• **Excerpt**:
──────

- City: St. Paul, Minnesota, United States
- League: United States Hockey League Midwest Junior Hockey League Can-Am Junior Hockey League Thunder Bay-Minnesota Junior A Hockey League
- Operated: 1971–2000
- Colors: Red, yellow, black, white

Franchise history
- 1971–1972: Minnesota Jr. Stars
- 1972–1973: St. Paul Jr. Stars
- 1973–1995: St. Paul Vulcans
- 1995–2000: Twin Cities Vulcans
- 2000–present: Tri-City Storm

Championships
- Regular season titles: 1 Anderson Cups (1983–84)
- Playoff championships: 1 Clark Cups (1984)

= St. Paul Vulcans =

American former junior ice hockey team

The St. Paul Vulcans are a defunct Junior A ice hockey franchise that was based in Bloomington, Minnesota. The franchise was a charter member of the United States Hockey League (USHL) that started play with the 1979–80 season. The franchise was renamed the Twin Cities Vulcans for the start of the 1995 season. In 2000, the team was renamed the Tri-City Storm and moved to Kearney, Nebraska.

──────

• **Written request A**: Give the rows from the first one through the one containing "avatar-penguin-icon[interactable] [12,983,64,1035]" as a JSON list of strings with one string per line, leaving out blank lines.
The rows below have no connection to the text about the St. Paul Vulcans.

• **Task material**:
──────

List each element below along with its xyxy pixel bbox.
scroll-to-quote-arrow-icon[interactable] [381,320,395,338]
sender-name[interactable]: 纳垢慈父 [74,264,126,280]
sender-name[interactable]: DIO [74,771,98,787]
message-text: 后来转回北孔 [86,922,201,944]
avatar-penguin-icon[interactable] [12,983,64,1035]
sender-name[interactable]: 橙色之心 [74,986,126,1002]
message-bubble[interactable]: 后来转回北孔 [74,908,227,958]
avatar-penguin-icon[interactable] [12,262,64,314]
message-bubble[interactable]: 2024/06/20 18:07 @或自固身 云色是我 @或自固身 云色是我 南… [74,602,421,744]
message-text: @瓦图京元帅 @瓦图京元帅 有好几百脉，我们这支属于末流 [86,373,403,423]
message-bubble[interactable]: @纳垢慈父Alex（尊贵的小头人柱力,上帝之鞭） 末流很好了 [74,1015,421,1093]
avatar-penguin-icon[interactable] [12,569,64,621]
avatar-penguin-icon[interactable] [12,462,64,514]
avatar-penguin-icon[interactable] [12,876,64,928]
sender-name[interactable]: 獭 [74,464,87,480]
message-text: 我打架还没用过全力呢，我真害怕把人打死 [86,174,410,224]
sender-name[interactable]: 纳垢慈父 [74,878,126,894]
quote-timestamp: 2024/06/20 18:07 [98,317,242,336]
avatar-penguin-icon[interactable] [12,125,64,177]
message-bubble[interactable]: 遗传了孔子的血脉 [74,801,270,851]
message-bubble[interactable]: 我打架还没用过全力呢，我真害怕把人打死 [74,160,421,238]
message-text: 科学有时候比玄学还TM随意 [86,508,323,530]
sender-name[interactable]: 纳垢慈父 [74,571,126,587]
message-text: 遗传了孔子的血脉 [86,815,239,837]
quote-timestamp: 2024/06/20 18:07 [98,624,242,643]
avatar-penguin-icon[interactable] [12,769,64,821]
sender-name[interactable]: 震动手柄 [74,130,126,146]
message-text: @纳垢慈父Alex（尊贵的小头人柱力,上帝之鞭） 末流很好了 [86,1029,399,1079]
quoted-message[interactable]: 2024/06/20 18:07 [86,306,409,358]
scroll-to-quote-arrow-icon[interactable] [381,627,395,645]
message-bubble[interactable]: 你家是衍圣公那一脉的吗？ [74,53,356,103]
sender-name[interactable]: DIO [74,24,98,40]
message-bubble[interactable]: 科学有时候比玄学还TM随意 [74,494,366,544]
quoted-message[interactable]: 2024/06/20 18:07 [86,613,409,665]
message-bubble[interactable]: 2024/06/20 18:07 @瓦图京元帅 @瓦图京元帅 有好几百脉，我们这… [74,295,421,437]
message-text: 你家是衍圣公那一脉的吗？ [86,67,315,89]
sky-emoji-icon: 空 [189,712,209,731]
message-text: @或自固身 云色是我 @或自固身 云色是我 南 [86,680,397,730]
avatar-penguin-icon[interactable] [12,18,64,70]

──────

• **Written request B**: Take the text about the St. Paul Vulcans hockey franchise further from where it stops.

• **Output A**:
[
  "List each element below along with its xyxy pixel bbox.",
  "scroll-to-quote-arrow-icon[interactable] [381,320,395,338]",
  "sender-name[interactable]: 纳垢慈父 [74,264,126,280]",
  "sender-name[interactable]: DIO [74,771,98,787]",
  "message-text: 后来转回北孔 [86,922,201,944]",
  "avatar-penguin-icon[interactable] [12,983,64,1035]"
]

• **Output B**:
==History==
The Vulcans franchise began as the Minnesota Jr. Stars of the Thunder Bay-Minnesota Junior A Hockey League in 1971. A year later, the league changed its name to the Can-Am Junior Hockey League. The team also changed their name to the St. Paul Jr. Stars. Their rival, the Thunder Bay Vulcans, sponsored by an organization in St. Paul, dropped their sponsorship of the franchise when they announced they would be playing exclusively in Canada the next season. At the start of the 1973 playoffs, the Vulcan organization began funding the Jr. Stars and their name was changed to the St. Paul Vulcans. Despite the name change, the Vulcans were league champions in 1973 and for their only time in team history, entered into the Canadian Centennial Cup playdowns. In the Eastern Centennial Cup Quarter-final, the Vulcans squared off against the Central Junior A Hockey League's Pembroke Lumber Kings. The Lumber Kings downed the Vulcans 4-games-to-1 to end their playoff run.

Due to disagreements between the American and Canadian teams in the CAJHL, the league was divided into the Thunder Bay Junior A Hockey League (again) and the Midwest Junior Hockey League. The Vulcans would be one of the stronger members of the MWJHL. In 1977, the MWJHL would merge into the United States Hockey League - introducing junior hockey to what would become America's top tier of junior hockey.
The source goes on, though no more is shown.